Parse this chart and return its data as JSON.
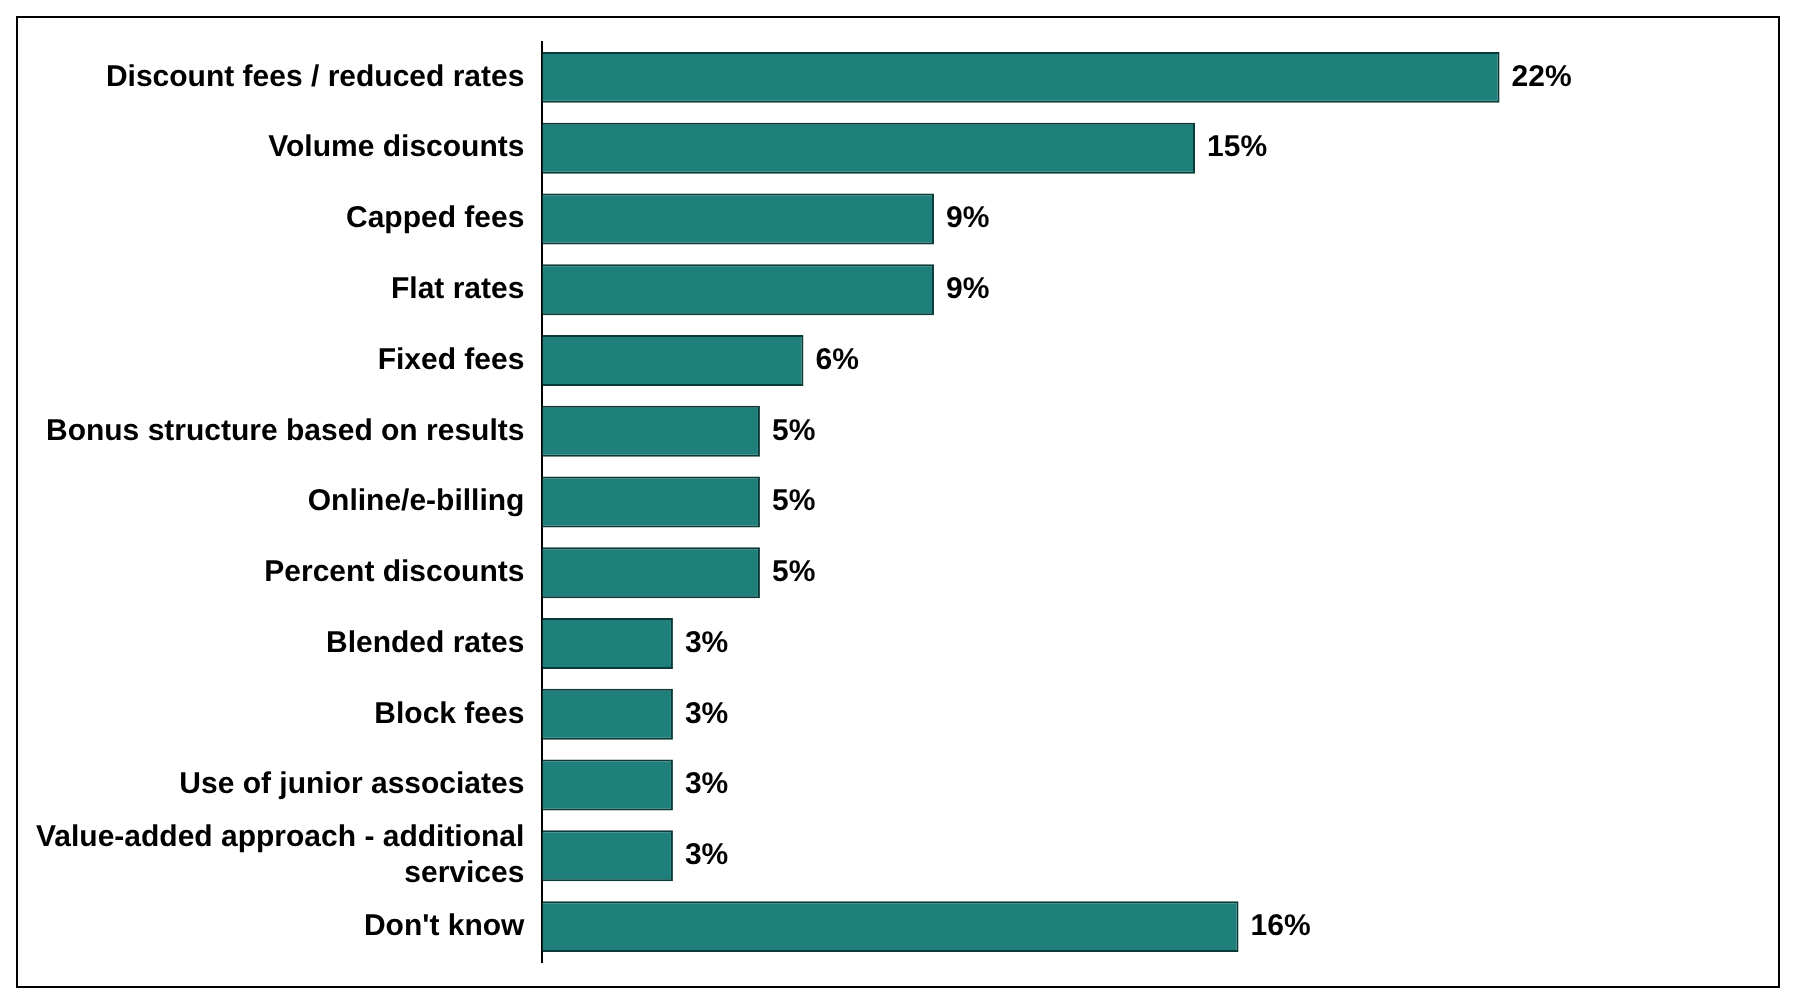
{
  "chart_data": {
    "type": "bar",
    "orientation": "horizontal",
    "categories": [
      "Discount fees / reduced rates",
      "Volume discounts",
      "Capped fees",
      "Flat rates",
      "Fixed fees",
      "Bonus structure based on results",
      "Online/e-billing",
      "Percent discounts",
      "Blended rates",
      "Block fees",
      "Use of junior associates",
      "Value-added approach - additional services",
      "Don't know"
    ],
    "values": [
      22,
      15,
      9,
      9,
      6,
      5,
      5,
      5,
      3,
      3,
      3,
      3,
      16
    ],
    "value_labels": [
      "22%",
      "15%",
      "9%",
      "9%",
      "6%",
      "5%",
      "5%",
      "5%",
      "3%",
      "3%",
      "3%",
      "3%",
      "16%"
    ],
    "color": "#1f7f7a"
  }
}
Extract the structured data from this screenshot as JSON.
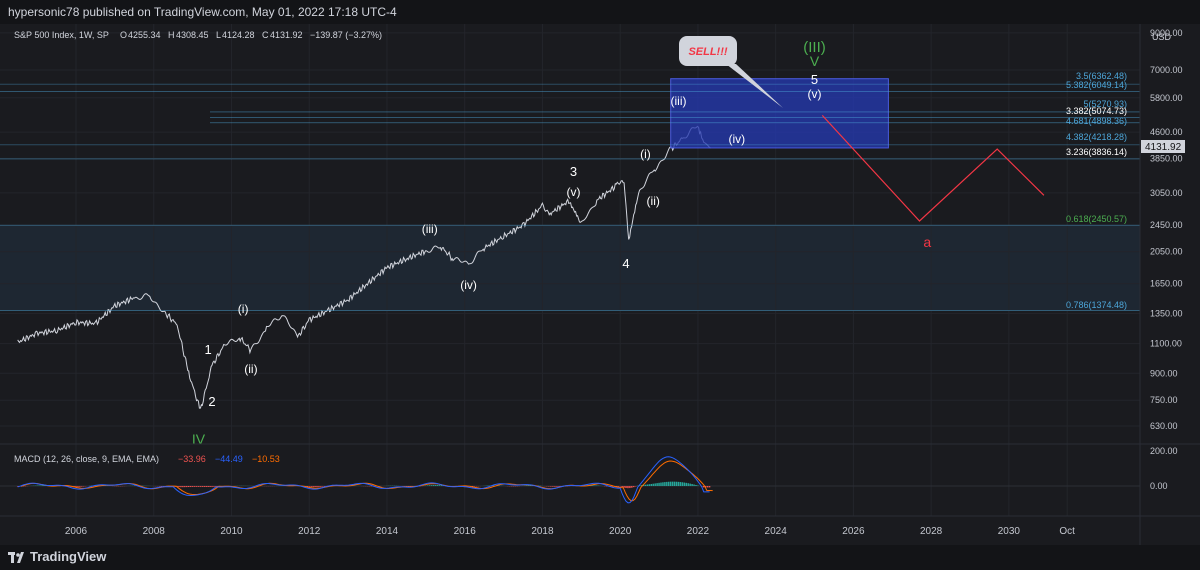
{
  "header": {
    "publisher": "hypersonic78 published on TradingView.com, May 01, 2022 17:18 UTC-4"
  },
  "symbol": {
    "name": "S&P 500 Index, 1W, SP",
    "o_label": "O",
    "o": "4255.34",
    "h_label": "H",
    "h": "4308.45",
    "l_label": "L",
    "l": "4124.28",
    "c_label": "C",
    "c": "4131.92",
    "change": "−139.87 (−3.27%)"
  },
  "currency": "USD",
  "current_price": "4131.92",
  "macd": {
    "label": "MACD (12, 26, close, 9, EMA, EMA)",
    "v1": "−33.96",
    "v2": "−44.49",
    "v3": "−10.53",
    "y_ticks": [
      "200.00",
      "0.00"
    ]
  },
  "colors": {
    "bg": "#1a1b1f",
    "up": "#d1d4dc",
    "macd": "#2962ff",
    "signal": "#ff6d00",
    "fib": "#4da6d9",
    "red": "#f23645",
    "green": "#4caf50",
    "box": "#2539b0"
  },
  "brand": "TradingView",
  "chart_data": {
    "type": "line",
    "title": "S&P 500 Index, 1W, SP",
    "ylabel": "USD",
    "y_scale": "log",
    "x_tick_labels": [
      "2006",
      "2008",
      "2010",
      "2012",
      "2014",
      "2016",
      "2018",
      "2020",
      "2022",
      "2024",
      "2026",
      "2028",
      "2030",
      "Oct"
    ],
    "y_tick_labels": [
      "9000.00",
      "7000.00",
      "5800.00",
      "4600.00",
      "3850.00",
      "3050.00",
      "2450.00",
      "2050.00",
      "1650.00",
      "1350.00",
      "1100.00",
      "900.00",
      "750.00",
      "630.00"
    ],
    "series": [
      {
        "x": [
          2004.5,
          2005.0,
          2005.5,
          2006.0,
          2006.5,
          2007.0,
          2007.5,
          2007.9,
          2008.3,
          2008.6,
          2008.9,
          2009.2,
          2009.5,
          2009.8,
          2010.2,
          2010.5,
          2010.9,
          2011.3,
          2011.7,
          2012.0,
          2012.5,
          2013.0,
          2013.5,
          2014.0,
          2014.5,
          2015.0,
          2015.4,
          2015.7,
          2016.1,
          2016.5,
          2017.0,
          2017.5,
          2018.0,
          2018.2,
          2018.7,
          2018.98,
          2019.4,
          2019.9,
          2020.1,
          2020.22,
          2020.5,
          2020.9,
          2021.3,
          2021.6,
          2021.99,
          2022.15,
          2022.33
        ],
        "y": [
          1110,
          1180,
          1200,
          1270,
          1260,
          1420,
          1500,
          1520,
          1350,
          1250,
          900,
          700,
          950,
          1080,
          1150,
          1050,
          1220,
          1340,
          1150,
          1290,
          1380,
          1480,
          1650,
          1840,
          1950,
          2060,
          2110,
          1950,
          1880,
          2100,
          2270,
          2450,
          2800,
          2650,
          2900,
          2450,
          2900,
          3200,
          3300,
          2230,
          3100,
          3600,
          4100,
          4400,
          4790,
          4300,
          4131.92
        ]
      }
    ],
    "fib_levels": [
      {
        "ratio": "3.5",
        "value": "6362.48"
      },
      {
        "ratio": "5.382",
        "value": "6049.14"
      },
      {
        "ratio": "5",
        "value": "5270.93"
      },
      {
        "ratio": "3.382",
        "value": "5074.73"
      },
      {
        "ratio": "4.681",
        "value": "4898.36"
      },
      {
        "ratio": "4.382",
        "value": "4218.28"
      },
      {
        "ratio": "3.236",
        "value": "3836.14"
      },
      {
        "ratio": "0.618",
        "value": "2450.57"
      },
      {
        "ratio": "0.786",
        "value": "1374.48"
      }
    ],
    "wave_labels": [
      "IV",
      "1",
      "2",
      "(i)",
      "(ii)",
      "(iii)",
      "(iv)",
      "3",
      "(v)",
      "4",
      "(i)",
      "(ii)",
      "(iii)",
      "(iv)",
      "5",
      "(v)",
      "V",
      "(III)",
      "a"
    ],
    "annotation": "SELL!!!",
    "sell_zone": {
      "x_range": [
        2021.3,
        2026.9
      ],
      "y_range": [
        4131.92,
        6600
      ]
    },
    "red_path": {
      "x": [
        2025.2,
        2027.7,
        2029.7,
        2030.9
      ],
      "y": [
        5150,
        2520,
        4100,
        3000
      ]
    }
  }
}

What the exercise asks:
Locate all lines in the listing above with the word "Index". Copy them.

Exercise solution:
    "name": "S&P 500 Index, 1W, SP",
    "title": "S&P 500 Index, 1W, SP",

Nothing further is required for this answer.